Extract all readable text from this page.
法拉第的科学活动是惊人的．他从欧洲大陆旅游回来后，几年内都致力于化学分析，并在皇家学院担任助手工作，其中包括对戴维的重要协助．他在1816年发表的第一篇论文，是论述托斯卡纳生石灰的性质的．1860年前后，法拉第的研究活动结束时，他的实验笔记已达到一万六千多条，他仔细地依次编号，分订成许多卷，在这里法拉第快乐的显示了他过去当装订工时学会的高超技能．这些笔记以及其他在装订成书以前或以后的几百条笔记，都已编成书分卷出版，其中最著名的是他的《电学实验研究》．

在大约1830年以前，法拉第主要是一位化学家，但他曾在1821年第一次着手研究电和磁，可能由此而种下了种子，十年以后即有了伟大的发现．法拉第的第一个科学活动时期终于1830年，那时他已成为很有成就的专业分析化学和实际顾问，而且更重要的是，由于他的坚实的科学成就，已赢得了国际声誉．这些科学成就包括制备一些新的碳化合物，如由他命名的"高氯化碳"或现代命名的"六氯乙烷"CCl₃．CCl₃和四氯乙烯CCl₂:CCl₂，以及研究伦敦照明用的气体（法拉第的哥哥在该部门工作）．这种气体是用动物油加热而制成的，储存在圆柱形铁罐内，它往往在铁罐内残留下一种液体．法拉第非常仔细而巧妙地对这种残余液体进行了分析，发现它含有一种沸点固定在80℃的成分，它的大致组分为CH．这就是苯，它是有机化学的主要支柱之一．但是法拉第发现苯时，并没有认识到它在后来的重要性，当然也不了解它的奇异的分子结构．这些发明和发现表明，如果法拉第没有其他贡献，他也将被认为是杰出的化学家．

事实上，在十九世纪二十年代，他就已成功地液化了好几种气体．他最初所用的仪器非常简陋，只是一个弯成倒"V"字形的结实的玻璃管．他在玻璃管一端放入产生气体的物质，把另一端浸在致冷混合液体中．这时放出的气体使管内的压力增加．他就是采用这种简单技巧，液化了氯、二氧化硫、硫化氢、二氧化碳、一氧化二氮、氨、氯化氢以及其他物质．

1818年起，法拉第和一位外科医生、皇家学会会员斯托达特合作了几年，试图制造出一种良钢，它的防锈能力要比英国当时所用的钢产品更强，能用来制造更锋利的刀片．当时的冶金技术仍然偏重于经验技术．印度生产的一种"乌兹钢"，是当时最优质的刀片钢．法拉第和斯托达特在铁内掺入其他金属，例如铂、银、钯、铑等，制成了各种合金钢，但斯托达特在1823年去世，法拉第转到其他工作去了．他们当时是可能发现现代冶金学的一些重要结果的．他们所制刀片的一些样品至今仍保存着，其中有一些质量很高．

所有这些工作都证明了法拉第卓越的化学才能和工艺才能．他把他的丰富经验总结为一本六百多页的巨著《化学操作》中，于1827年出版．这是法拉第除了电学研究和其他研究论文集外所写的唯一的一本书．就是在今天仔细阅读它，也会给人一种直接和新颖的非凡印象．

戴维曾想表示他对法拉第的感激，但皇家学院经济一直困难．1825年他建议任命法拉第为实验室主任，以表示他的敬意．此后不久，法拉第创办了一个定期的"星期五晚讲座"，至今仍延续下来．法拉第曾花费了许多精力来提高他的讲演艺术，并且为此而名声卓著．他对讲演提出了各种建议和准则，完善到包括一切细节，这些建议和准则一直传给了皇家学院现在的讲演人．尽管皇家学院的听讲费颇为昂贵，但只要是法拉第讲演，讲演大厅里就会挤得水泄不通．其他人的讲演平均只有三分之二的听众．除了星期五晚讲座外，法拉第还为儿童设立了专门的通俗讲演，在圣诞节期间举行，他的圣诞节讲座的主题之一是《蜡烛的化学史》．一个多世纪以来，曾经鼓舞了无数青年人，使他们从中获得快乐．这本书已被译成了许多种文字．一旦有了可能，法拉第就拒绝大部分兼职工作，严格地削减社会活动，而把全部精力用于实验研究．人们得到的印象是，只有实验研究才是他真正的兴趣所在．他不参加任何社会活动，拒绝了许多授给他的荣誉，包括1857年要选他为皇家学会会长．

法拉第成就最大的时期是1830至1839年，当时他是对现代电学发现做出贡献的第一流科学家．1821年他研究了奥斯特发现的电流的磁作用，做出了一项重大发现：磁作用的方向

> [PROBLEM DESCRIPTION]: Repeat the records above exactly as they appear.

> [THE COMPLETED TASK]:
Extract all readable text from this page.
法拉第的科学活动是惊人的．他从欧洲大陆旅游回来后，几年内都致力于化学分析，并在皇家学院担任助手工作，其中包括对戴维的重要协助．他在1816年发表的第一篇论文，是论述托斯卡纳生石灰的性质的．1860年前后，法拉第的研究活动结束时，他的实验笔记已达到一万六千多条，他仔细地依次编号，分订成许多卷，在这里法拉第快乐的显示了他过去当装订工时学会的高超技能．这些笔记以及其他在装订成书以前或以后的几百条笔记，都已编成书分卷出版，其中最著名的是他的《电学实验研究》．

在大约1830年以前，法拉第主要是一位化学家，但他曾在1821年第一次着手研究电和磁，可能由此而种下了种子，十年以后即有了伟大的发现．法拉第的第一个科学活动时期终于1830年，那时他已成为很有成就的专业分析化学和实际顾问，而且更重要的是，由于他的坚实的科学成就，已赢得了国际声誉．这些科学成就包括制备一些新的碳化合物，如由他命名的"高氯化碳"或现代命名的"六氯乙烷"CCl₃．CCl₃和四氯乙烯CCl₂:CCl₂，以及研究伦敦照明用的气体（法拉第的哥哥在该部门工作）．这种气体是用动物油加热而制成的，储存在圆柱形铁罐内，它往往在铁罐内残留下一种液体．法拉第非常仔细而巧妙地对这种残余液体进行了分析，发现它含有一种沸点固定在80℃的成分，它的大致组分为CH．这就是苯，它是有机化学的主要支柱之一．但是法拉第发现苯时，并没有认识到它在后来的重要性，当然也不了解它的奇异的分子结构．这些发明和发现表明，如果法拉第没有其他贡献，他也将被认为是杰出的化学家．

事实上，在十九世纪二十年代，他就已成功地液化了好几种气体．他最初所用的仪器非常简陋，只是一个弯成倒"V"字形的结实的玻璃管．他在玻璃管一端放入产生气体的物质，把另一端浸在致冷混合液体中．这时放出的气体使管内的压力增加．他就是采用这种简单技巧，液化了氯、二氧化硫、硫化氢、二氧化碳、一氧化二氮、氨、氯化氢以及其他物质．

1818年起，法拉第和一位外科医生、皇家学会会员斯托达特合作了几年，试图制造出一种良钢，它的防锈能力要比英国当时所用的钢产品更强，能用来制造更锋利的刀片．当时的冶金技术仍然偏重于经验技术．印度生产的一种"乌兹钢"，是当时最优质的刀片钢．法拉第和斯托达特在铁内掺入其他金属，例如铂、银、钯、铑等，制成了各种合金钢，但斯托达特在1823年去世，法拉第转到其他工作去了．他们当时是可能发现现代冶金学的一些重要结果的．他们所制刀片的一些样品至今仍保存着，其中有一些质量很高．

所有这些工作都证明了法拉第卓越的化学才能和工艺才能．他把他的丰富经验总结为一本六百多页的巨著《化学操作》中，于1827年出版．这是法拉第除了电学研究和其他研究论文集外所写的唯一的一本书．就是在今天仔细阅读它，也会给人一种直接和新颖的非凡印象．

戴维曾想表示他对法拉第的感激，但皇家学院经济一直困难．1825年他建议任命法拉第为实验室主任，以表示他的敬意．此后不久，法拉第创办了一个定期的"星期五晚讲座"，至今仍延续下来．法拉第曾花费了许多精力来提高他的讲演艺术，并且为此而名声卓著．他对讲演提出了各种建议和准则，完善到包括一切细节，这些建议和准则一直传给了皇家学院现在的讲演人．尽管皇家学院的听讲费颇为昂贵，但只要是法拉第讲演，讲演大厅里就会挤得水泄不通．其他人的讲演平均只有三分之二的听众．除了星期五晚讲座外，法拉第还为儿童设立了专门的通俗讲演，在圣诞节期间举行，他的圣诞节讲座的主题之一是《蜡烛的化学史》．一个多世纪以来，曾经鼓舞了无数青年人，使他们从中获得快乐．这本书已被译成了许多种文字．一旦有了可能，法拉第就拒绝大部分兼职工作，严格地削减社会活动，而把全部精力用于实验研究．人们得到的印象是，只有实验研究才是他真正的兴趣所在．他不参加任何社会活动，拒绝了许多授给他的荣誉，包括1857年要选他为皇家学会会长．

法拉第成就最大的时期是1830至1839年，当时他是对现代电学发现做出贡献的第一流科学家．1821年他研究了奥斯特发现的电流的磁作用，做出了一项重大发现：磁作用的方向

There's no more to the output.